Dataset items
——————————

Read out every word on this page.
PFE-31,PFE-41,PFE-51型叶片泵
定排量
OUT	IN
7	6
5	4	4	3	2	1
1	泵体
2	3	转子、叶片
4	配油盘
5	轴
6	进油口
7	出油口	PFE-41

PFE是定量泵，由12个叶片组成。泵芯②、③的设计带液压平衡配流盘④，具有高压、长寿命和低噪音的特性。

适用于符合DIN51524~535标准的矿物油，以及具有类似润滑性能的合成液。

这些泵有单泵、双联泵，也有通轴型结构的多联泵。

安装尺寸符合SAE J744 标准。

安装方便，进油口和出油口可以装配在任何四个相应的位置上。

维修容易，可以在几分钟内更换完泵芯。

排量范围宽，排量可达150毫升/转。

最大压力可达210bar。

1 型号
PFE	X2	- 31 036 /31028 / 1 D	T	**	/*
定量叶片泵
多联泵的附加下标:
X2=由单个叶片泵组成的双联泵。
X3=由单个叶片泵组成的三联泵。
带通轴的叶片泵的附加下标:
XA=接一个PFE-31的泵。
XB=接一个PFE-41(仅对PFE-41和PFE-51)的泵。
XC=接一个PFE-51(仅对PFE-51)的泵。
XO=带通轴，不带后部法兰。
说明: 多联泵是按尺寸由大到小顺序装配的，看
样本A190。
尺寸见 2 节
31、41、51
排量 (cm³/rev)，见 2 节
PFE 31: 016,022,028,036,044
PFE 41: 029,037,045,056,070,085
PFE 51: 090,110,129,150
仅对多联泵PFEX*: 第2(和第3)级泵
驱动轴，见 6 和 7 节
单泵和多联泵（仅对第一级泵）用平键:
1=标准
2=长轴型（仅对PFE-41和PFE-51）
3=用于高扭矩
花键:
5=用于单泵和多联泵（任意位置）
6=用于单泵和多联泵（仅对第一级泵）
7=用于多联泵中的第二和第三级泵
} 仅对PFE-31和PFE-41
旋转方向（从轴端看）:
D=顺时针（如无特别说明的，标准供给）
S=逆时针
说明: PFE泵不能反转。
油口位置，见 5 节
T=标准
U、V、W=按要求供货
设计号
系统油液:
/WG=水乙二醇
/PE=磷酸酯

——————————

Exactly as written, please output every entry.

Full answer:
Read out every word on this page.
PFE-31,PFE-41,PFE-51型叶片泵
定排量
OUT	IN
7	6
5	4	4	3	2	1
1	泵体
2	3	转子、叶片
4	配油盘
5	轴
6	进油口
7	出油口	PFE-41

PFE是定量泵，由12个叶片组成。泵芯②、③的设计带液压平衡配流盘④，具有高压、长寿命和低噪音的特性。

适用于符合DIN51524~535标准的矿物油，以及具有类似润滑性能的合成液。

这些泵有单泵、双联泵，也有通轴型结构的多联泵。

安装尺寸符合SAE J744 标准。

安装方便，进油口和出油口可以装配在任何四个相应的位置上。

维修容易，可以在几分钟内更换完泵芯。

排量范围宽，排量可达150毫升/转。

最大压力可达210bar。

1 型号
PFE	X2	- 31 036 /31028 / 1 D	T	**	/*
定量叶片泵
多联泵的附加下标:
X2=由单个叶片泵组成的双联泵。
X3=由单个叶片泵组成的三联泵。
带通轴的叶片泵的附加下标:
XA=接一个PFE-31的泵。
XB=接一个PFE-41(仅对PFE-41和PFE-51)的泵。
XC=接一个PFE-51(仅对PFE-51)的泵。
XO=带通轴，不带后部法兰。
说明: 多联泵是按尺寸由大到小顺序装配的，看
样本A190。
尺寸见 2 节
31、41、51
排量 (cm³/rev)，见 2 节
PFE 31: 016,022,028,036,044
PFE 41: 029,037,045,056,070,085
PFE 51: 090,110,129,150
仅对多联泵PFEX*: 第2(和第3)级泵
驱动轴，见 6 和 7 节
单泵和多联泵（仅对第一级泵）用平键:
1=标准
2=长轴型（仅对PFE-41和PFE-51）
3=用于高扭矩
花键:
5=用于单泵和多联泵（任意位置）
6=用于单泵和多联泵（仅对第一级泵）
7=用于多联泵中的第二和第三级泵
} 仅对PFE-31和PFE-41
旋转方向（从轴端看）:
D=顺时针（如无特别说明的，标准供给）
S=逆时针
说明: PFE泵不能反转。
油口位置，见 5 节
T=标准
U、V、W=按要求供货
设计号
系统油液:
/WG=水乙二醇
/PE=磷酸酯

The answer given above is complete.